# Given task
Copy every line that holds "selection".

----------------------------------------

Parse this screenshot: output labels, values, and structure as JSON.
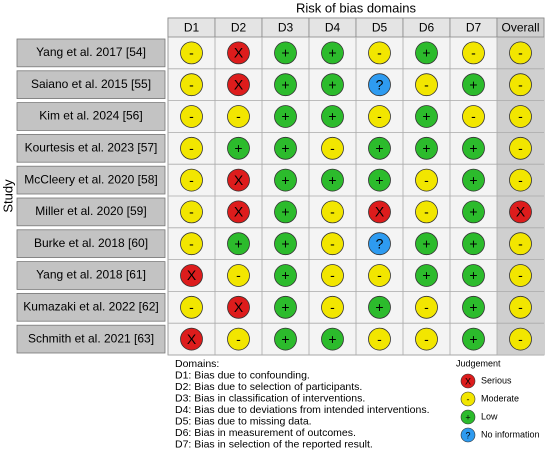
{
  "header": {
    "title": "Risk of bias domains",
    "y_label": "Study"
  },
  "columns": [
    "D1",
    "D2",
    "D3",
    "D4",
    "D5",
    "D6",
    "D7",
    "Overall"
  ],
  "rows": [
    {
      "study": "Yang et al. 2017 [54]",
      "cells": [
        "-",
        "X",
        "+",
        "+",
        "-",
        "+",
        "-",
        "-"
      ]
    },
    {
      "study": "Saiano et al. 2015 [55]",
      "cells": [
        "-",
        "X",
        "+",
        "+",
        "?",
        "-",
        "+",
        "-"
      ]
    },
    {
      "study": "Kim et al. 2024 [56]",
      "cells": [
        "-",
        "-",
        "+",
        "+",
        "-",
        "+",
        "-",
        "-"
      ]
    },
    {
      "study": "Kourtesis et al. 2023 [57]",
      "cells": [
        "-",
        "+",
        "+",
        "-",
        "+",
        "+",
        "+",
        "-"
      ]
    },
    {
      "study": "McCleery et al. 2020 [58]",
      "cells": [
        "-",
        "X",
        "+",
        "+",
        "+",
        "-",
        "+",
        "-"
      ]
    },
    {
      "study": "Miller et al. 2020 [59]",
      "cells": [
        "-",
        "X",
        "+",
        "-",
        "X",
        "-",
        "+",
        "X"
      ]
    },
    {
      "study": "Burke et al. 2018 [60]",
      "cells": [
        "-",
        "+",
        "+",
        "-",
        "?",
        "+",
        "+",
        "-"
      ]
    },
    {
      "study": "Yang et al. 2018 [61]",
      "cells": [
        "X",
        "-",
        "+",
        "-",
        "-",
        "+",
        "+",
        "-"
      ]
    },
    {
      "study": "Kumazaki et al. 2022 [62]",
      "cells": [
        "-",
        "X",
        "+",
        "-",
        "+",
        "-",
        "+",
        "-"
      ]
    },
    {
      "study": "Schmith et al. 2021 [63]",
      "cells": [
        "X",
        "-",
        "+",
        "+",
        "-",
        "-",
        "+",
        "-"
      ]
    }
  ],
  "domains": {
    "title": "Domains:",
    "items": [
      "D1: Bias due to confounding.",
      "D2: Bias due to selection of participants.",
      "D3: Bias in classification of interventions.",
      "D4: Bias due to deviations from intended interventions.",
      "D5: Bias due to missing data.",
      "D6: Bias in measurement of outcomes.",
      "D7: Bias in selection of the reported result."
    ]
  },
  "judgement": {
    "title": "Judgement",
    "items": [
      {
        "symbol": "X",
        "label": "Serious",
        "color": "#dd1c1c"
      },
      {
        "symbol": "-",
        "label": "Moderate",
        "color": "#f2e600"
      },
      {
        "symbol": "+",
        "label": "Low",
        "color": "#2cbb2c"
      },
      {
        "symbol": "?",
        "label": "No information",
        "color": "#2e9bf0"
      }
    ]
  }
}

----------------------------------------

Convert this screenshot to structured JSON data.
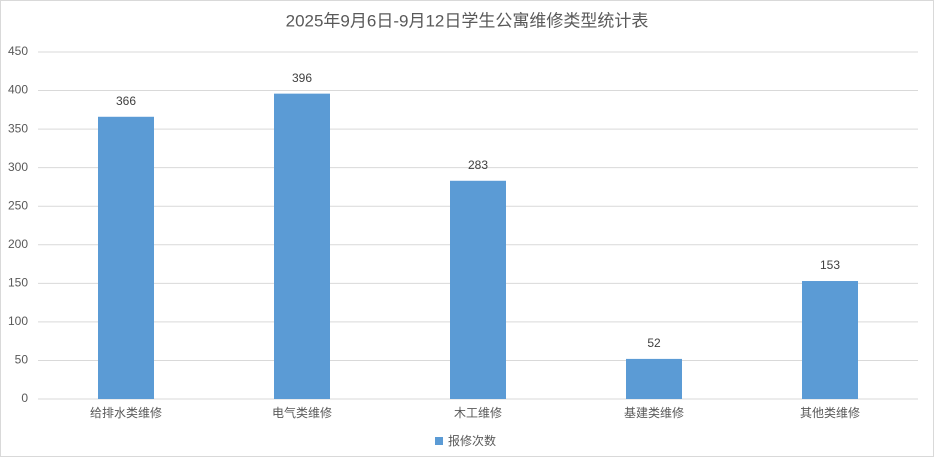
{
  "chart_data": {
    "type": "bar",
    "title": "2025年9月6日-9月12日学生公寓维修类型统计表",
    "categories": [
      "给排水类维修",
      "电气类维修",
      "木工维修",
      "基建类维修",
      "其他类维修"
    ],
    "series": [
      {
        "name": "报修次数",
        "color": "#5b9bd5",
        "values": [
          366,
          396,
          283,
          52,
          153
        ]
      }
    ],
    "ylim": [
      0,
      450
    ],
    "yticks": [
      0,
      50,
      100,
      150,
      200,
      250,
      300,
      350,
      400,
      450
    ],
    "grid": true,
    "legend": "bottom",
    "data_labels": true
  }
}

----------------------------------------

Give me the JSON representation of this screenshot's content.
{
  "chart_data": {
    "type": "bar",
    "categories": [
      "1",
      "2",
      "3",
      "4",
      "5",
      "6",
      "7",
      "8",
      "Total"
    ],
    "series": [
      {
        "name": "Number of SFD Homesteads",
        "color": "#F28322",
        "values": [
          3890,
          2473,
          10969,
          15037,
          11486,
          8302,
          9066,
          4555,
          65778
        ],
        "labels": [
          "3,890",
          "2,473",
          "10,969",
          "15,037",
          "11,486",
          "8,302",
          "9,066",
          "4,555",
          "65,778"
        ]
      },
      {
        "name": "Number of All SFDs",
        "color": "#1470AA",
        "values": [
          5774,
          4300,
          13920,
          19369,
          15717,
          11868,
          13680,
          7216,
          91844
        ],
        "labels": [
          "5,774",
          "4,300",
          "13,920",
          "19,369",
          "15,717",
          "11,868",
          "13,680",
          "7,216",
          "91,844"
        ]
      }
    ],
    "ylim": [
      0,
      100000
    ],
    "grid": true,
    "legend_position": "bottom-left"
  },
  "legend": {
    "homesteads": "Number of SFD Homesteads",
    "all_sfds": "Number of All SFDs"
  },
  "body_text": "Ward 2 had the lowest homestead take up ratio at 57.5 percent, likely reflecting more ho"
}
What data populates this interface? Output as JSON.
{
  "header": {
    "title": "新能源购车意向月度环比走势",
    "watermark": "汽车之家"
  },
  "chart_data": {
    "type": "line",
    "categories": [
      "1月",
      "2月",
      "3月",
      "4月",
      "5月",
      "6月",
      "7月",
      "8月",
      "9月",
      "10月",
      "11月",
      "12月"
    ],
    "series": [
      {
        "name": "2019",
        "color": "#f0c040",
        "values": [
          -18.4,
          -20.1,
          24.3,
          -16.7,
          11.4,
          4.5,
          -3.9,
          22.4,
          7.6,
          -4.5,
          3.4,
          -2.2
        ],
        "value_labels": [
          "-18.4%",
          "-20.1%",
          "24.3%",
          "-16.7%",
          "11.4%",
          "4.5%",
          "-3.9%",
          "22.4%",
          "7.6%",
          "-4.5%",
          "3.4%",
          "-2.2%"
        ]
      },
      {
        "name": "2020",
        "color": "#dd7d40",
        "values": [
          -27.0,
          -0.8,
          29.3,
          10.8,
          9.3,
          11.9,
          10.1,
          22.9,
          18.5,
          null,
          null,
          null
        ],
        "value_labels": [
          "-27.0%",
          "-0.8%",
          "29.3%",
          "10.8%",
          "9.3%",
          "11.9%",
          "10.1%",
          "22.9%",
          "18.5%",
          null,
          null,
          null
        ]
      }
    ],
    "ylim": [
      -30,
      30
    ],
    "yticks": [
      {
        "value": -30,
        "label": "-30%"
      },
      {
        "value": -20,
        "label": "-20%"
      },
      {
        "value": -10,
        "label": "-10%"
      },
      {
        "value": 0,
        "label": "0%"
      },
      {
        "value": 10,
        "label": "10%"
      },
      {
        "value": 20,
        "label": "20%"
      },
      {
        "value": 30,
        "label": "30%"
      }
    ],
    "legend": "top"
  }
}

----------------------------------------

# Exercise solution
      "D2: Bias due to selection of participants.",
      "D7: Bias in selection of the reported result."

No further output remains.